_Written exercise A_
In the auditors passage, whom did the Shareholders appoint as Independent Auditors?
_Written exercise B_
Copy the auditors passage from "In terms of" to "calendar year 2022.", substituting "Statutory Auditors" for "Independent Auditors".

In terms of the provisions of the Section 139 of the Companies Act, 2013, the Shareholders have appointed M/s C.V. Ramana Rao, Chartered Accountants, Visakhapatnam as Independent Auditors for a term of five years (FY 2017-18 to 2021-22) from the conclusion of 35th Annual General Meeting to the conclusion of the 40th Annual General Meeting of the Company to be held in the calendar year 2022.

Auditors’ Report:

The following is the reply of the Board on the qualifications made by the Auditors in their Report:

No

Audit Qualification

Reply given by the Board

1

Non-provision of load shortfall charges for earlier years amounting to Rs. 42,60,26,056, pending disposal of company’s objections by various administrative authorities as per the directions of Forum for Redressal of Consumer grievances of CPDCL as stated in Note No. 2.28(a) to the standalone Ind AS financial statements has resulted in understatement of the loss for the year.

_Entries_
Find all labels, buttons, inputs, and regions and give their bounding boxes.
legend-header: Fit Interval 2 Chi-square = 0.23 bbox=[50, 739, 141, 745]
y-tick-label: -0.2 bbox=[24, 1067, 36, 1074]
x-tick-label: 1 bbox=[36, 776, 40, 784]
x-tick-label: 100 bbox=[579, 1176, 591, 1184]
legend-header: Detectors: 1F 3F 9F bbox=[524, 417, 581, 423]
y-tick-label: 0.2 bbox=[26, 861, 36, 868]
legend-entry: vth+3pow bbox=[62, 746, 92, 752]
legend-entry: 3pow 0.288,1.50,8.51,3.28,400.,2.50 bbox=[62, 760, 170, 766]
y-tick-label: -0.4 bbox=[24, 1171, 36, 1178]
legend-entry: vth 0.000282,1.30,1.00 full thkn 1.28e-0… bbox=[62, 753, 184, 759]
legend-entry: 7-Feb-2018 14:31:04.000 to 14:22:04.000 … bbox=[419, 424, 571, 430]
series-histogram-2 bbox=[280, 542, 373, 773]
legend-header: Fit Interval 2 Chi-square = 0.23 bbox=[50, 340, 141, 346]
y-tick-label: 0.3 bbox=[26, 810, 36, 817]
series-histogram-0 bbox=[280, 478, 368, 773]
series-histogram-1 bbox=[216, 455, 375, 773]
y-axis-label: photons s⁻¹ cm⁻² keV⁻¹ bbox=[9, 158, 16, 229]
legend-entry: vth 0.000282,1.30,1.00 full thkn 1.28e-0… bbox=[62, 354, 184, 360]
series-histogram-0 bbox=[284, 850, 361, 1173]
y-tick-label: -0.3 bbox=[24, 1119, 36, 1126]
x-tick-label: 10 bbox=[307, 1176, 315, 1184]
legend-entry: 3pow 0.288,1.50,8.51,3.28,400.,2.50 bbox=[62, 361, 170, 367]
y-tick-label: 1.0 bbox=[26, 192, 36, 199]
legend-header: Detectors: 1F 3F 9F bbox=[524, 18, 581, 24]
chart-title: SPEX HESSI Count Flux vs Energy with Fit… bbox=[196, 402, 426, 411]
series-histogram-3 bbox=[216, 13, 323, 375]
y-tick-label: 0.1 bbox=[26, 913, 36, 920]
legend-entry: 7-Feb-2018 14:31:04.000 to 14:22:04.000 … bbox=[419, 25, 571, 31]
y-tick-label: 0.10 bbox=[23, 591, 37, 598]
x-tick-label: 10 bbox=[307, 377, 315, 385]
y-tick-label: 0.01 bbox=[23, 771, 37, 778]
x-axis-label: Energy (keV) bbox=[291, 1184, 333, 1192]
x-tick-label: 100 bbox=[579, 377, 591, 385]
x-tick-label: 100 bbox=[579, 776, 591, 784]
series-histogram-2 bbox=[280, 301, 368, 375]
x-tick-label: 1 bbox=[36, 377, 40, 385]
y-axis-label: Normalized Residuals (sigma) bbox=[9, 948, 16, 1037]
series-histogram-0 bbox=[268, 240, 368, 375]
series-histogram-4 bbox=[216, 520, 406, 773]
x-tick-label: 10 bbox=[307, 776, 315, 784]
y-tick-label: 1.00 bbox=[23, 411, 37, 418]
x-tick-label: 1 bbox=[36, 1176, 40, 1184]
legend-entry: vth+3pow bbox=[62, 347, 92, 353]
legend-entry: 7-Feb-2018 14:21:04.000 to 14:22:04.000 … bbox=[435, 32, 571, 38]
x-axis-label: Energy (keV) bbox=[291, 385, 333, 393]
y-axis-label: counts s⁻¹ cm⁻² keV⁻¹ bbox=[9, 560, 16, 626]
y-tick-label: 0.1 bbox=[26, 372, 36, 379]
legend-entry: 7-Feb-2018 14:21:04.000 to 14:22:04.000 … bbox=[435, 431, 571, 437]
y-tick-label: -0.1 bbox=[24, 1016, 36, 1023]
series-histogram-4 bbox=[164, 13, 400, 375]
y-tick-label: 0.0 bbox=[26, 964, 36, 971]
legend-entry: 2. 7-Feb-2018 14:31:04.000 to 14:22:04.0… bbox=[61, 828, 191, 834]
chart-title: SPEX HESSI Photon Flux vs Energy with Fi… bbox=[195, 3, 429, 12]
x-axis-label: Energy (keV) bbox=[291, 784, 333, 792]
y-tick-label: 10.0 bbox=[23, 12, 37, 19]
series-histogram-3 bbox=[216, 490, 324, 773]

_Complete response A_
M/s C.V. Ramana Rao, Chartered Accountants, Visakhapatnam.

_Complete response B_
In terms of the provisions of the Section 139 of the Companies Act, 2013, the Shareholders have appointed M/s C.V. Ramana Rao, Chartered Accountants, Visakhapatnam as Statutory Auditors for a term of five years (FY 2017-18 to 2021-22) from the conclusion of 35th Annual General Meeting to the conclusion of the 40th Annual General Meeting of the Company to be held in the calendar year 2022.